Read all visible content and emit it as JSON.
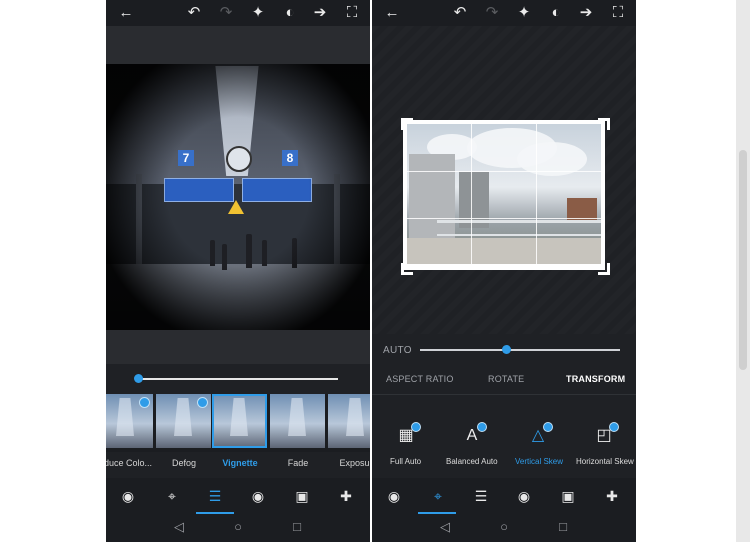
{
  "left": {
    "topbar": {
      "back_icon": "arrow-left-icon",
      "undo_icon": "undo-icon",
      "redo_icon": "redo-icon",
      "auto_fix_icon": "magic-wand-icon",
      "compare_icon": "compare-icon",
      "share_icon": "share-icon",
      "fullscreen_icon": "fullscreen-icon"
    },
    "photo": {
      "sign_left_number": "7",
      "sign_right_number": "8"
    },
    "slider": {
      "value_fraction": 0.0
    },
    "filmstrip": {
      "items": [
        {
          "label": "duce Colo..."
        },
        {
          "label": "Defog"
        },
        {
          "label": "Vignette",
          "active": true
        },
        {
          "label": "Fade"
        },
        {
          "label": "Exposur"
        }
      ]
    },
    "bottom_tools": [
      {
        "name": "looks",
        "icon": "circles-icon"
      },
      {
        "name": "crop",
        "icon": "crop-icon"
      },
      {
        "name": "adjustments",
        "icon": "sliders-icon",
        "active": true
      },
      {
        "name": "red-eye",
        "icon": "eye-icon"
      },
      {
        "name": "frames",
        "icon": "frame-icon"
      },
      {
        "name": "healing",
        "icon": "bandage-icon"
      }
    ]
  },
  "right": {
    "auto_label": "AUTO",
    "slider": {
      "value_fraction": 0.43
    },
    "segments": [
      "ASPECT RATIO",
      "ROTATE",
      "TRANSFORM"
    ],
    "active_segment": "TRANSFORM",
    "tools": [
      {
        "label": "Full Auto",
        "icon": "grid-icon"
      },
      {
        "label": "Balanced Auto",
        "icon": "letter-a-icon"
      },
      {
        "label": "Vertical Skew",
        "icon": "vertical-skew-icon",
        "active": true
      },
      {
        "label": "Horizontal Skew",
        "icon": "horizontal-skew-icon"
      }
    ],
    "bottom_tools": [
      {
        "name": "looks",
        "icon": "circles-icon"
      },
      {
        "name": "crop",
        "icon": "crop-icon",
        "active": true
      },
      {
        "name": "adjustments",
        "icon": "sliders-icon"
      },
      {
        "name": "red-eye",
        "icon": "eye-icon"
      },
      {
        "name": "frames",
        "icon": "frame-icon"
      },
      {
        "name": "healing",
        "icon": "bandage-icon"
      }
    ]
  },
  "navbar": {
    "back": "nav-back-icon",
    "home": "nav-home-icon",
    "recents": "nav-recents-icon"
  },
  "colors": {
    "accent": "#2f9ce8",
    "panel": "#1b1d21"
  }
}
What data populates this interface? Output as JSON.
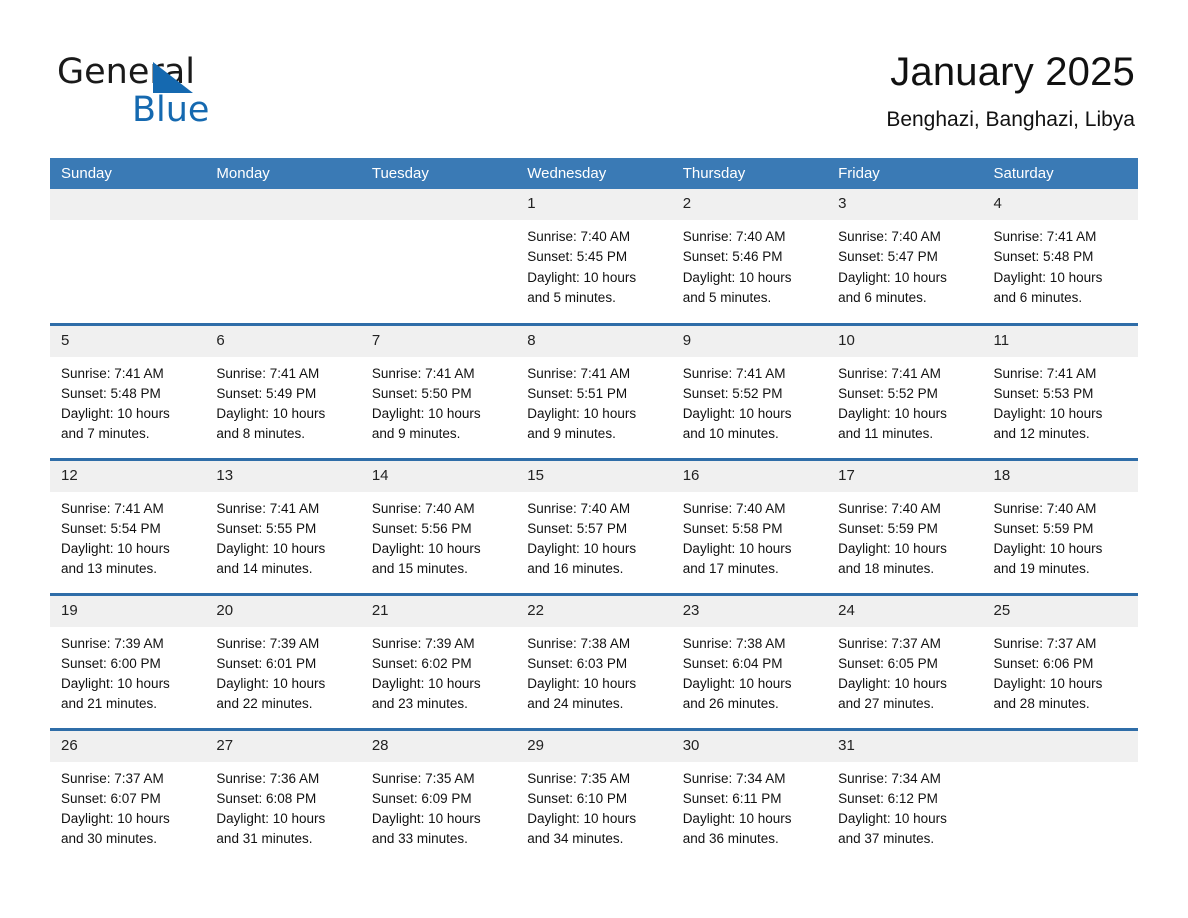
{
  "brand": {
    "name_part1": "General",
    "name_part2": "Blue",
    "accent_color": "#1569b0",
    "triangle_icon": "triangle-icon"
  },
  "header": {
    "title": "January 2025",
    "subtitle": "Benghazi, Banghazi, Libya"
  },
  "theme": {
    "header_row_bg": "#3a7ab5",
    "row_divider": "#2f6da8",
    "date_band_bg": "#f0f0f0",
    "text": "#111111"
  },
  "weekdays": [
    "Sunday",
    "Monday",
    "Tuesday",
    "Wednesday",
    "Thursday",
    "Friday",
    "Saturday"
  ],
  "weeks": [
    [
      {
        "date": "",
        "info": ""
      },
      {
        "date": "",
        "info": ""
      },
      {
        "date": "",
        "info": ""
      },
      {
        "date": "1",
        "info": "Sunrise: 7:40 AM\nSunset: 5:45 PM\nDaylight: 10 hours\nand 5 minutes."
      },
      {
        "date": "2",
        "info": "Sunrise: 7:40 AM\nSunset: 5:46 PM\nDaylight: 10 hours\nand 5 minutes."
      },
      {
        "date": "3",
        "info": "Sunrise: 7:40 AM\nSunset: 5:47 PM\nDaylight: 10 hours\nand 6 minutes."
      },
      {
        "date": "4",
        "info": "Sunrise: 7:41 AM\nSunset: 5:48 PM\nDaylight: 10 hours\nand 6 minutes."
      }
    ],
    [
      {
        "date": "5",
        "info": "Sunrise: 7:41 AM\nSunset: 5:48 PM\nDaylight: 10 hours\nand 7 minutes."
      },
      {
        "date": "6",
        "info": "Sunrise: 7:41 AM\nSunset: 5:49 PM\nDaylight: 10 hours\nand 8 minutes."
      },
      {
        "date": "7",
        "info": "Sunrise: 7:41 AM\nSunset: 5:50 PM\nDaylight: 10 hours\nand 9 minutes."
      },
      {
        "date": "8",
        "info": "Sunrise: 7:41 AM\nSunset: 5:51 PM\nDaylight: 10 hours\nand 9 minutes."
      },
      {
        "date": "9",
        "info": "Sunrise: 7:41 AM\nSunset: 5:52 PM\nDaylight: 10 hours\nand 10 minutes."
      },
      {
        "date": "10",
        "info": "Sunrise: 7:41 AM\nSunset: 5:52 PM\nDaylight: 10 hours\nand 11 minutes."
      },
      {
        "date": "11",
        "info": "Sunrise: 7:41 AM\nSunset: 5:53 PM\nDaylight: 10 hours\nand 12 minutes."
      }
    ],
    [
      {
        "date": "12",
        "info": "Sunrise: 7:41 AM\nSunset: 5:54 PM\nDaylight: 10 hours\nand 13 minutes."
      },
      {
        "date": "13",
        "info": "Sunrise: 7:41 AM\nSunset: 5:55 PM\nDaylight: 10 hours\nand 14 minutes."
      },
      {
        "date": "14",
        "info": "Sunrise: 7:40 AM\nSunset: 5:56 PM\nDaylight: 10 hours\nand 15 minutes."
      },
      {
        "date": "15",
        "info": "Sunrise: 7:40 AM\nSunset: 5:57 PM\nDaylight: 10 hours\nand 16 minutes."
      },
      {
        "date": "16",
        "info": "Sunrise: 7:40 AM\nSunset: 5:58 PM\nDaylight: 10 hours\nand 17 minutes."
      },
      {
        "date": "17",
        "info": "Sunrise: 7:40 AM\nSunset: 5:59 PM\nDaylight: 10 hours\nand 18 minutes."
      },
      {
        "date": "18",
        "info": "Sunrise: 7:40 AM\nSunset: 5:59 PM\nDaylight: 10 hours\nand 19 minutes."
      }
    ],
    [
      {
        "date": "19",
        "info": "Sunrise: 7:39 AM\nSunset: 6:00 PM\nDaylight: 10 hours\nand 21 minutes."
      },
      {
        "date": "20",
        "info": "Sunrise: 7:39 AM\nSunset: 6:01 PM\nDaylight: 10 hours\nand 22 minutes."
      },
      {
        "date": "21",
        "info": "Sunrise: 7:39 AM\nSunset: 6:02 PM\nDaylight: 10 hours\nand 23 minutes."
      },
      {
        "date": "22",
        "info": "Sunrise: 7:38 AM\nSunset: 6:03 PM\nDaylight: 10 hours\nand 24 minutes."
      },
      {
        "date": "23",
        "info": "Sunrise: 7:38 AM\nSunset: 6:04 PM\nDaylight: 10 hours\nand 26 minutes."
      },
      {
        "date": "24",
        "info": "Sunrise: 7:37 AM\nSunset: 6:05 PM\nDaylight: 10 hours\nand 27 minutes."
      },
      {
        "date": "25",
        "info": "Sunrise: 7:37 AM\nSunset: 6:06 PM\nDaylight: 10 hours\nand 28 minutes."
      }
    ],
    [
      {
        "date": "26",
        "info": "Sunrise: 7:37 AM\nSunset: 6:07 PM\nDaylight: 10 hours\nand 30 minutes."
      },
      {
        "date": "27",
        "info": "Sunrise: 7:36 AM\nSunset: 6:08 PM\nDaylight: 10 hours\nand 31 minutes."
      },
      {
        "date": "28",
        "info": "Sunrise: 7:35 AM\nSunset: 6:09 PM\nDaylight: 10 hours\nand 33 minutes."
      },
      {
        "date": "29",
        "info": "Sunrise: 7:35 AM\nSunset: 6:10 PM\nDaylight: 10 hours\nand 34 minutes."
      },
      {
        "date": "30",
        "info": "Sunrise: 7:34 AM\nSunset: 6:11 PM\nDaylight: 10 hours\nand 36 minutes."
      },
      {
        "date": "31",
        "info": "Sunrise: 7:34 AM\nSunset: 6:12 PM\nDaylight: 10 hours\nand 37 minutes."
      },
      {
        "date": "",
        "info": ""
      }
    ]
  ]
}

+ + +

= What you are asked to do =
How many lines in the records above contain the word "sliders"? Reply with the number alone.

= Finished task =
2